--- PROVIDED DATA ---
───

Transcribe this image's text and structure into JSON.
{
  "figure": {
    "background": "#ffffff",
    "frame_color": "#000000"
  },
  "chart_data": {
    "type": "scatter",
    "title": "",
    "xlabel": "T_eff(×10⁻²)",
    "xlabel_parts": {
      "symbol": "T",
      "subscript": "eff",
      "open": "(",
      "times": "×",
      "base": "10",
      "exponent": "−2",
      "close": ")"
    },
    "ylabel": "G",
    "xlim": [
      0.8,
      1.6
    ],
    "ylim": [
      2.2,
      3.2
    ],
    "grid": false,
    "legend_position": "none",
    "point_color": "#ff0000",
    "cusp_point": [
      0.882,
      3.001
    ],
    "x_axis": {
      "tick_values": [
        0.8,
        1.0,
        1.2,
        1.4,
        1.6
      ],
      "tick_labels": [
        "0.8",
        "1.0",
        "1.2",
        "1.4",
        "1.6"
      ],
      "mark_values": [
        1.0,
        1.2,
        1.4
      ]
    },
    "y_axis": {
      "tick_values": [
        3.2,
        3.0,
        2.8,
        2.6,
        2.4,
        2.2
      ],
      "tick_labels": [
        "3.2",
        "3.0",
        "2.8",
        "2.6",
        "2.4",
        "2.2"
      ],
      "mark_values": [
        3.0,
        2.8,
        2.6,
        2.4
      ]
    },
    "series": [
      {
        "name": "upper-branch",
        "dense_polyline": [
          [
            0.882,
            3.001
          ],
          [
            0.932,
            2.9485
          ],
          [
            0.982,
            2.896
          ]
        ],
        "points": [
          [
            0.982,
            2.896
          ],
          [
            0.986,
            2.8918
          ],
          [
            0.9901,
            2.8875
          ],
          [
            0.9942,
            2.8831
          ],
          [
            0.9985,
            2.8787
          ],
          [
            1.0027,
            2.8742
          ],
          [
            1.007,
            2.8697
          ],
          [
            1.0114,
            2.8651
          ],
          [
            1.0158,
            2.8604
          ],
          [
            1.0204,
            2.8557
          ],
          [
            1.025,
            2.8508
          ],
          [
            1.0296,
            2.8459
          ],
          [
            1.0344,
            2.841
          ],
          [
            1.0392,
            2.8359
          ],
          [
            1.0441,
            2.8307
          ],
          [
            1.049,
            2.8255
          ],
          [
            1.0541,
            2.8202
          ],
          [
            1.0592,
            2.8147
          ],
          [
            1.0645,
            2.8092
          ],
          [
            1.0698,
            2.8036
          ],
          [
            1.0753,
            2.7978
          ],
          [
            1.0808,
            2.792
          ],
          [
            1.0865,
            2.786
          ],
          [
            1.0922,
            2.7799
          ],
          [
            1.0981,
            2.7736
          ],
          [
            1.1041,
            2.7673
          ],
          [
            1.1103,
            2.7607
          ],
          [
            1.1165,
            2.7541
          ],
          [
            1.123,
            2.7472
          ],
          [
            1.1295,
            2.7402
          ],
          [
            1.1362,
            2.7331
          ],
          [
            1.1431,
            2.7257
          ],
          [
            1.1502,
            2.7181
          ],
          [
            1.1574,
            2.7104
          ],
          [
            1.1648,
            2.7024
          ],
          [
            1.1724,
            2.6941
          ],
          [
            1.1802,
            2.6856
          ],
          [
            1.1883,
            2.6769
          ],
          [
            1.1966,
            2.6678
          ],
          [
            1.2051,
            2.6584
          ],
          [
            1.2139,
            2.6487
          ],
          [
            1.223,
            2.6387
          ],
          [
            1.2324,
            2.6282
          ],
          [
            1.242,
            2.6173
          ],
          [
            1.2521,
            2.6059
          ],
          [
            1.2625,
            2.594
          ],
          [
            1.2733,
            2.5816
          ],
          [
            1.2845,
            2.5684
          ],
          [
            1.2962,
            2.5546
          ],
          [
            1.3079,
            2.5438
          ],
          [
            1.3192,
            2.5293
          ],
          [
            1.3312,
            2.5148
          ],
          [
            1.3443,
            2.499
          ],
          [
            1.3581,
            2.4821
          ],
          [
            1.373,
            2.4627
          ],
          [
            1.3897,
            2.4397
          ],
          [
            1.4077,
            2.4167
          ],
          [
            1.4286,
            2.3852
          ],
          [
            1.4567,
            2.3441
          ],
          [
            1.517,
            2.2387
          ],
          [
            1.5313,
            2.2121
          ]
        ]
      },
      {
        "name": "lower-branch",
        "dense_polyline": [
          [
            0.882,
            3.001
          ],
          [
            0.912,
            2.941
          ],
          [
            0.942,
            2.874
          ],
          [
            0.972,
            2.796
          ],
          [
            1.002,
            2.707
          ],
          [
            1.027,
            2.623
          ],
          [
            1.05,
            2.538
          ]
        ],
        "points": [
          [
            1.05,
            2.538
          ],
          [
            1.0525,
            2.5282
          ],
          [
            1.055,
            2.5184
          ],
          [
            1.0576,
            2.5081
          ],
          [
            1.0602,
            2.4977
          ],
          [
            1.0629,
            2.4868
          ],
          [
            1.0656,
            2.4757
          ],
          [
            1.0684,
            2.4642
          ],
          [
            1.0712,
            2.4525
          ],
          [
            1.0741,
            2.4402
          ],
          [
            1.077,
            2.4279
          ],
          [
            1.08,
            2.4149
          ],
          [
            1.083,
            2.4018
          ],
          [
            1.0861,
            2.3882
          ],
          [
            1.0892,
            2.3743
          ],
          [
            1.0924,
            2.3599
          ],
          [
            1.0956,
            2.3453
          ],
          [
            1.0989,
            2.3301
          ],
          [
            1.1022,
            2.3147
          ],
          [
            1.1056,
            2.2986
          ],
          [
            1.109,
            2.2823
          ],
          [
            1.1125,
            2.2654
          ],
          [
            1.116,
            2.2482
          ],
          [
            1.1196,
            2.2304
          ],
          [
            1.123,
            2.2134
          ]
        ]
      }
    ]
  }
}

───

--- TASK DIRECTIONS ---
Print every entry exactly as written.

--- SOLUTION TO THE EXERCISE ---
Transcribe this image's text and structure into JSON.
{
  "figure": {
    "background": "#ffffff",
    "frame_color": "#000000"
  },
  "chart_data": {
    "type": "scatter",
    "title": "",
    "xlabel": "T_eff(×10⁻²)",
    "xlabel_parts": {
      "symbol": "T",
      "subscript": "eff",
      "open": "(",
      "times": "×",
      "base": "10",
      "exponent": "−2",
      "close": ")"
    },
    "ylabel": "G",
    "xlim": [
      0.8,
      1.6
    ],
    "ylim": [
      2.2,
      3.2
    ],
    "grid": false,
    "legend_position": "none",
    "point_color": "#ff0000",
    "cusp_point": [
      0.882,
      3.001
    ],
    "x_axis": {
      "tick_values": [
        0.8,
        1.0,
        1.2,
        1.4,
        1.6
      ],
      "tick_labels": [
        "0.8",
        "1.0",
        "1.2",
        "1.4",
        "1.6"
      ],
      "mark_values": [
        1.0,
        1.2,
        1.4
      ]
    },
    "y_axis": {
      "tick_values": [
        3.2,
        3.0,
        2.8,
        2.6,
        2.4,
        2.2
      ],
      "tick_labels": [
        "3.2",
        "3.0",
        "2.8",
        "2.6",
        "2.4",
        "2.2"
      ],
      "mark_values": [
        3.0,
        2.8,
        2.6,
        2.4
      ]
    },
    "series": [
      {
        "name": "upper-branch",
        "dense_polyline": [
          [
            0.882,
            3.001
          ],
          [
            0.932,
            2.9485
          ],
          [
            0.982,
            2.896
          ]
        ],
        "points": [
          [
            0.982,
            2.896
          ],
          [
            0.986,
            2.8918
          ],
          [
            0.9901,
            2.8875
          ],
          [
            0.9942,
            2.8831
          ],
          [
            0.9985,
            2.8787
          ],
          [
            1.0027,
            2.8742
          ],
          [
            1.007,
            2.8697
          ],
          [
            1.0114,
            2.8651
          ],
          [
            1.0158,
            2.8604
          ],
          [
            1.0204,
            2.8557
          ],
          [
            1.025,
            2.8508
          ],
          [
            1.0296,
            2.8459
          ],
          [
            1.0344,
            2.841
          ],
          [
            1.0392,
            2.8359
          ],
          [
            1.0441,
            2.8307
          ],
          [
            1.049,
            2.8255
          ],
          [
            1.0541,
            2.8202
          ],
          [
            1.0592,
            2.8147
          ],
          [
            1.0645,
            2.8092
          ],
          [
            1.0698,
            2.8036
          ],
          [
            1.0753,
            2.7978
          ],
          [
            1.0808,
            2.792
          ],
          [
            1.0865,
            2.786
          ],
          [
            1.0922,
            2.7799
          ],
          [
            1.0981,
            2.7736
          ],
          [
            1.1041,
            2.7673
          ],
          [
            1.1103,
            2.7607
          ],
          [
            1.1165,
            2.7541
          ],
          [
            1.123,
            2.7472
          ],
          [
            1.1295,
            2.7402
          ],
          [
            1.1362,
            2.7331
          ],
          [
            1.1431,
            2.7257
          ],
          [
            1.1502,
            2.7181
          ],
          [
            1.1574,
            2.7104
          ],
          [
            1.1648,
            2.7024
          ],
          [
            1.1724,
            2.6941
          ],
          [
            1.1802,
            2.6856
          ],
          [
            1.1883,
            2.6769
          ],
          [
            1.1966,
            2.6678
          ],
          [
            1.2051,
            2.6584
          ],
          [
            1.2139,
            2.6487
          ],
          [
            1.223,
            2.6387
          ],
          [
            1.2324,
            2.6282
          ],
          [
            1.242,
            2.6173
          ],
          [
            1.2521,
            2.6059
          ],
          [
            1.2625,
            2.594
          ],
          [
            1.2733,
            2.5816
          ],
          [
            1.2845,
            2.5684
          ],
          [
            1.2962,
            2.5546
          ],
          [
            1.3079,
            2.5438
          ],
          [
            1.3192,
            2.5293
          ],
          [
            1.3312,
            2.5148
          ],
          [
            1.3443,
            2.499
          ],
          [
            1.3581,
            2.4821
          ],
          [
            1.373,
            2.4627
          ],
          [
            1.3897,
            2.4397
          ],
          [
            1.4077,
            2.4167
          ],
          [
            1.4286,
            2.3852
          ],
          [
            1.4567,
            2.3441
          ],
          [
            1.517,
            2.2387
          ],
          [
            1.5313,
            2.2121
          ]
        ]
      },
      {
        "name": "lower-branch",
        "dense_polyline": [
          [
            0.882,
            3.001
          ],
          [
            0.912,
            2.941
          ],
          [
            0.942,
            2.874
          ],
          [
            0.972,
            2.796
          ],
          [
            1.002,
            2.707
          ],
          [
            1.027,
            2.623
          ],
          [
            1.05,
            2.538
          ]
        ],
        "points": [
          [
            1.05,
            2.538
          ],
          [
            1.0525,
            2.5282
          ],
          [
            1.055,
            2.5184
          ],
          [
            1.0576,
            2.5081
          ],
          [
            1.0602,
            2.4977
          ],
          [
            1.0629,
            2.4868
          ],
          [
            1.0656,
            2.4757
          ],
          [
            1.0684,
            2.4642
          ],
          [
            1.0712,
            2.4525
          ],
          [
            1.0741,
            2.4402
          ],
          [
            1.077,
            2.4279
          ],
          [
            1.08,
            2.4149
          ],
          [
            1.083,
            2.4018
          ],
          [
            1.0861,
            2.3882
          ],
          [
            1.0892,
            2.3743
          ],
          [
            1.0924,
            2.3599
          ],
          [
            1.0956,
            2.3453
          ],
          [
            1.0989,
            2.3301
          ],
          [
            1.1022,
            2.3147
          ],
          [
            1.1056,
            2.2986
          ],
          [
            1.109,
            2.2823
          ],
          [
            1.1125,
            2.2654
          ],
          [
            1.116,
            2.2482
          ],
          [
            1.1196,
            2.2304
          ],
          [
            1.123,
            2.2134
          ]
        ]
      }
    ]
  }
}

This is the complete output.